Friday, 20 March 2026

Women, Innovation, Intellectual Property, and Economic Power in Nigeria

Group Photo from the WIPO IP and Women Business Summit at the United Nations House, Abuja.
by Ramatu Ada Ochekliye

On March 17, 2026, I attended the World Intellectual Property Organization (WIPO) Intellectual Property and Women Business Summit at the United Nations House, Abuja.

The theme of this summit was, “The Audacity for Change: Women Leading Innovation and Creativity for Nigeria’s Economic Transformation.” and this was the fourth edition of the summit, even though it was my first.

Since 2025 when I was a Little Big Fund fellow, I had been thinking of ways to move Shades of Us from being a nonprofit to a social enterprise, especially as global funding for nonprofits were dwindling or refocused. As a result, I had registered for the WIPO Intellectual Property course set to begin this week. So, when I heard of this summit from Yecenu Sasetu, I knew I wanted to be there. 

The Summit brought together women founders, legal experts, development actors, policymakers, diplomats, and ecosystem leaders to discuss one issue that Nigeria still does not take seriously enough: women are already building. The real problem is that our systems still do not protect, finance, or scale what women create.

That was the real conversation.

Not empowerment as performance.
Not inspiration without infrastructure.
Not another event where women are praised for resilience while institutions continue to underinvest in them.

This summit pushed a more useful truth: Innovation matters. Protected innovation matters more.

The summit theme worked because it named the actual problem.

Women do not lack ideas.
Women do not lack talent.
Women do not lack work ethic.
Women do not lack proof of concept.

Women lack:

  • access to capital

  • early intellectual property literacy

  • affordable legal protection

  • stronger commercialization pathways

  • and ecosystems built with women in mind.

That is the gap.

Women nurture ideas with care. But care is not enough. If the idea is meant to last, then the founder has to ask hard questions early:

  • What protects this?

  • What scales this?

  • What turns this into an asset?

  • What makes this sustainable?

  • What happens next?

That was the strongest thread across the day.

For ideas to be sustainable, we have to think beyond creation. You have to think about ownership, structure, protection, and growth.


Now that we have set that stage, let us look at all that happened at the summit to inspire women as we commemorate women’s month. 

***

The first session focused on creativity and asked participants to draw something outside the norm. The task was an inverted triangle and the one rule was to not draw an ice cream cone, which would have been the logical choice. 

I drew a superhero in the sun: in my mind, showing the representation of women in their most powerful form. The room also had multiple creative ways that this prompt was imagined. From flower vases, to butterflies, to other forms of art, I was glad to see how beautiful all of the translations were. 

For many women, that prompt is akin to the reality of entrepreneurship.

To build as a woman in Nigeria often means:

  • entering markets that were not designed for you

  • challenging assumptions about who belongs in leadership

  • and creating value in spaces that still underestimate you.

And somehow, we always manage to innovate and thrive. 

Superhero Drawing by Ramatu Ada Ochekliye at the IP and Women Business Summit

Then came Loveth Liberty delivered two poems.

.....

# CHALLENGE A:
In the records, from the first line down to the line containing "tab-images[interactable]: Images bbox=[183, 125, 230, 145]", replace "Google Clone" with "Search Clone" and keep everything else unchanged. Reproduce only those lines.

# DATA EXTRACT:
.....

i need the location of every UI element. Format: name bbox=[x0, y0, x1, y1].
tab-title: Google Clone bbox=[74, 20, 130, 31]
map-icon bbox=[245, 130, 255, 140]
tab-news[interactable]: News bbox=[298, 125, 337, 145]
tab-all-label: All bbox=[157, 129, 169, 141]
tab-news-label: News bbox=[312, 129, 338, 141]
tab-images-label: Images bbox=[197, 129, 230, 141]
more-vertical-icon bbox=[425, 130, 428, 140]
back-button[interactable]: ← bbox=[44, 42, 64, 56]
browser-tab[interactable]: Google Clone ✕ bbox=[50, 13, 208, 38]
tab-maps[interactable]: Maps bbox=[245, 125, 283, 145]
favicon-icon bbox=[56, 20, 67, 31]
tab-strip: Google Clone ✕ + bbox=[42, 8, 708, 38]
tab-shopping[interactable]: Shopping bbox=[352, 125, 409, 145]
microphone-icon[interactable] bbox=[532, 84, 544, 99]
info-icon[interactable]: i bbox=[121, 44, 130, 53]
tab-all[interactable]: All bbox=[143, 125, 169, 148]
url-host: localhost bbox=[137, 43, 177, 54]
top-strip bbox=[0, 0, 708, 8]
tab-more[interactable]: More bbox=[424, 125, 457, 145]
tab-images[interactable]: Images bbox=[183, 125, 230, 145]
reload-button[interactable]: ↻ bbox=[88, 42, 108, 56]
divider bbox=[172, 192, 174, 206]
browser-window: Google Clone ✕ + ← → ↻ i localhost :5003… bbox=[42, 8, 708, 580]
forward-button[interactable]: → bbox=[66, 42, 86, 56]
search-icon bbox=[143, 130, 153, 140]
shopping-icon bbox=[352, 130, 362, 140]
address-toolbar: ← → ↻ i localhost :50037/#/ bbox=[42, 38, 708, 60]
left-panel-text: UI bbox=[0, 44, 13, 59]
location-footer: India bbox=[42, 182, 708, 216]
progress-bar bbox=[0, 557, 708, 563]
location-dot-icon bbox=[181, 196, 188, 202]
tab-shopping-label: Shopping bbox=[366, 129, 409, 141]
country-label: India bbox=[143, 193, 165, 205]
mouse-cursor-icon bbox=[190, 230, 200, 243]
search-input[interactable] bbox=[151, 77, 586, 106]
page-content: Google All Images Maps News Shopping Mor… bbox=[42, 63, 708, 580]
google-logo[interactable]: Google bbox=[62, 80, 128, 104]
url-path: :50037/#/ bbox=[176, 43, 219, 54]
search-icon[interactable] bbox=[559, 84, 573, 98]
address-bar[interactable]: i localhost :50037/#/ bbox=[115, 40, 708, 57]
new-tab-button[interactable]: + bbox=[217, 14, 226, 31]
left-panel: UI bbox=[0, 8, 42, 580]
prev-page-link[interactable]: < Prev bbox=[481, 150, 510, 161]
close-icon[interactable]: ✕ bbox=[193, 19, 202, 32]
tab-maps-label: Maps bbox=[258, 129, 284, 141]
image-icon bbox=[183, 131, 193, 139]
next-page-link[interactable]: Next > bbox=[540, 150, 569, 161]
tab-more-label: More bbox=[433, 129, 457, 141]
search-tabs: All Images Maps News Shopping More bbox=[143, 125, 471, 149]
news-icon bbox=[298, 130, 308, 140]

.....

# CHALLENGE B:
According to the post about the summit in Abuja, which edition of the summit took place on March 17, 2026?

# TASK RESULT A:
i need the location of every UI element. Format: name bbox=[x0, y0, x1, y1].
tab-title: Search Clone bbox=[74, 20, 130, 31]
map-icon bbox=[245, 130, 255, 140]
tab-news[interactable]: News bbox=[298, 125, 337, 145]
tab-all-label: All bbox=[157, 129, 169, 141]
tab-news-label: News bbox=[312, 129, 338, 141]
tab-images-label: Images bbox=[197, 129, 230, 141]
more-vertical-icon bbox=[425, 130, 428, 140]
back-button[interactable]: ← bbox=[44, 42, 64, 56]
browser-tab[interactable]: Search Clone ✕ bbox=[50, 13, 208, 38]
tab-maps[interactable]: Maps bbox=[245, 125, 283, 145]
favicon-icon bbox=[56, 20, 67, 31]
tab-strip: Search Clone ✕ + bbox=[42, 8, 708, 38]
tab-shopping[interactable]: Shopping bbox=[352, 125, 409, 145]
microphone-icon[interactable] bbox=[532, 84, 544, 99]
info-icon[interactable]: i bbox=[121, 44, 130, 53]
tab-all[interactable]: All bbox=[143, 125, 169, 148]
url-host: localhost bbox=[137, 43, 177, 54]
top-strip bbox=[0, 0, 708, 8]
tab-more[interactable]: More bbox=[424, 125, 457, 145]
tab-images[interactable]: Images bbox=[183, 125, 230, 145]

# TASK RESULT B:
The fourth edition.